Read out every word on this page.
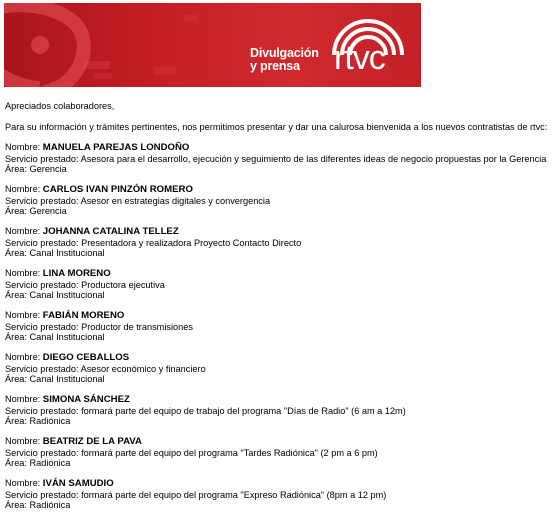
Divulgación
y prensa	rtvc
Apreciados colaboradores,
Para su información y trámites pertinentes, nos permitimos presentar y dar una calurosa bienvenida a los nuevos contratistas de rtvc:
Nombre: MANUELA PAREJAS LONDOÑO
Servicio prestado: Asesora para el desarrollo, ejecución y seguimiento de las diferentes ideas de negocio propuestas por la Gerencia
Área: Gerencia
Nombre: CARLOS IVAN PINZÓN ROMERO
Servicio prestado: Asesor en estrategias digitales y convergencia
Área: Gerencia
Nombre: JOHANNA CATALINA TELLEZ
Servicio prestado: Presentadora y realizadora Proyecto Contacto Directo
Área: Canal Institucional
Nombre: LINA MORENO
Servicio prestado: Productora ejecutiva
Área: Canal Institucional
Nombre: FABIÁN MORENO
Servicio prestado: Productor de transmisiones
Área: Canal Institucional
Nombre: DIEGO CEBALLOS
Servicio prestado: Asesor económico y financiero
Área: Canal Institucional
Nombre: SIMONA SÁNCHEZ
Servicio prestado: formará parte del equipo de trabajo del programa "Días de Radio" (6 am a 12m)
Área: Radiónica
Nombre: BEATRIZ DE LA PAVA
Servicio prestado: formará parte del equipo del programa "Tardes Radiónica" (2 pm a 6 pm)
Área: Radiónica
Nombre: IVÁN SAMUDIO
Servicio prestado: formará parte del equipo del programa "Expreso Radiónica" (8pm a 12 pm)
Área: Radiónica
◇ ◇ ◇ ◇
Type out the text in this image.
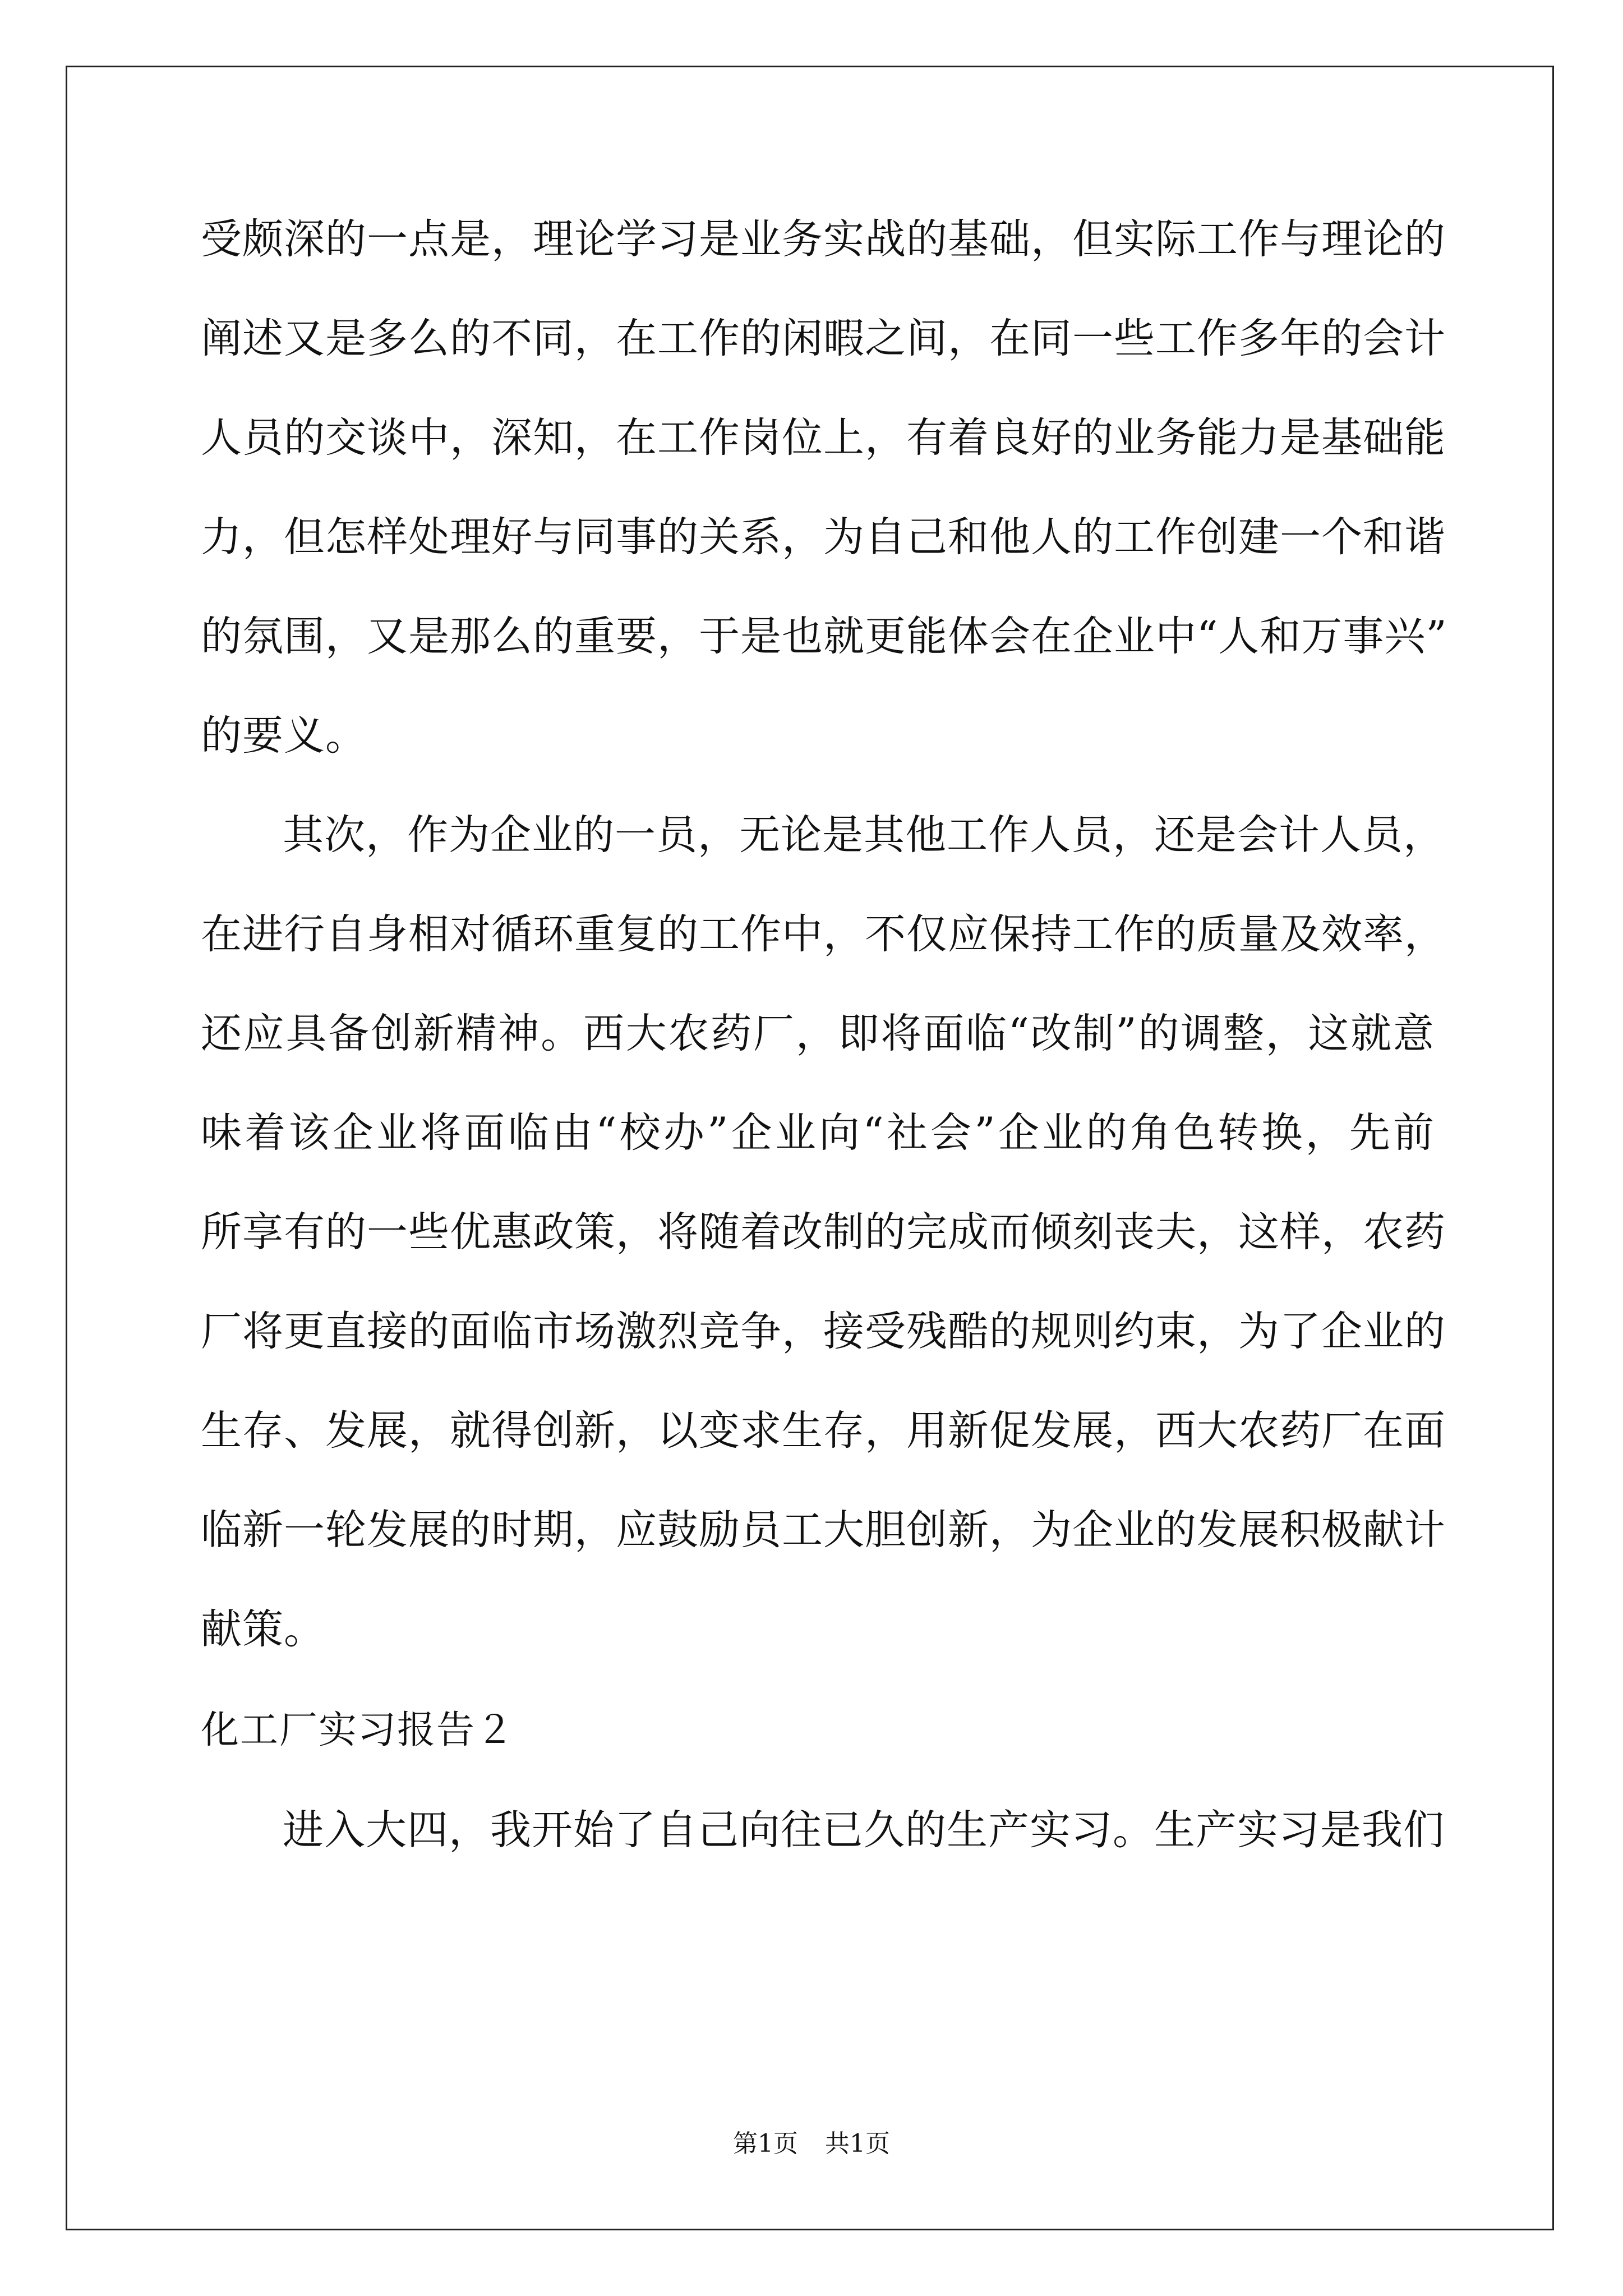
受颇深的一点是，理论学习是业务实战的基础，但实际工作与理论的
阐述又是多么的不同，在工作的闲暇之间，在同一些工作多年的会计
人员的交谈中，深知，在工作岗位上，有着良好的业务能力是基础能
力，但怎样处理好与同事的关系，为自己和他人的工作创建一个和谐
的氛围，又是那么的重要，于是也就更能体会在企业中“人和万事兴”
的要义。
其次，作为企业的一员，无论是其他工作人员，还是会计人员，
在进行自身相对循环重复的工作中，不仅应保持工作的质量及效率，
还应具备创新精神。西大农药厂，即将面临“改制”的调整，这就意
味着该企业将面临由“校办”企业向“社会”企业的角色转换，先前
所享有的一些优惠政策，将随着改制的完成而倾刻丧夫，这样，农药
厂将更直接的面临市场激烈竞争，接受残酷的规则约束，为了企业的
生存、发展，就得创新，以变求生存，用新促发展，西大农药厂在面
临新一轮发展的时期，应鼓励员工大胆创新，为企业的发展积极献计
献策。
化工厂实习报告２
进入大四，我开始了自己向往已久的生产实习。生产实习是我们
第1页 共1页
◇ ◇ ◇ ◇
• _AIM OF THE TASK_: Report how many lines in the listing include the word "equipo". Give nothing but the count.

• _OUTPUT_: 3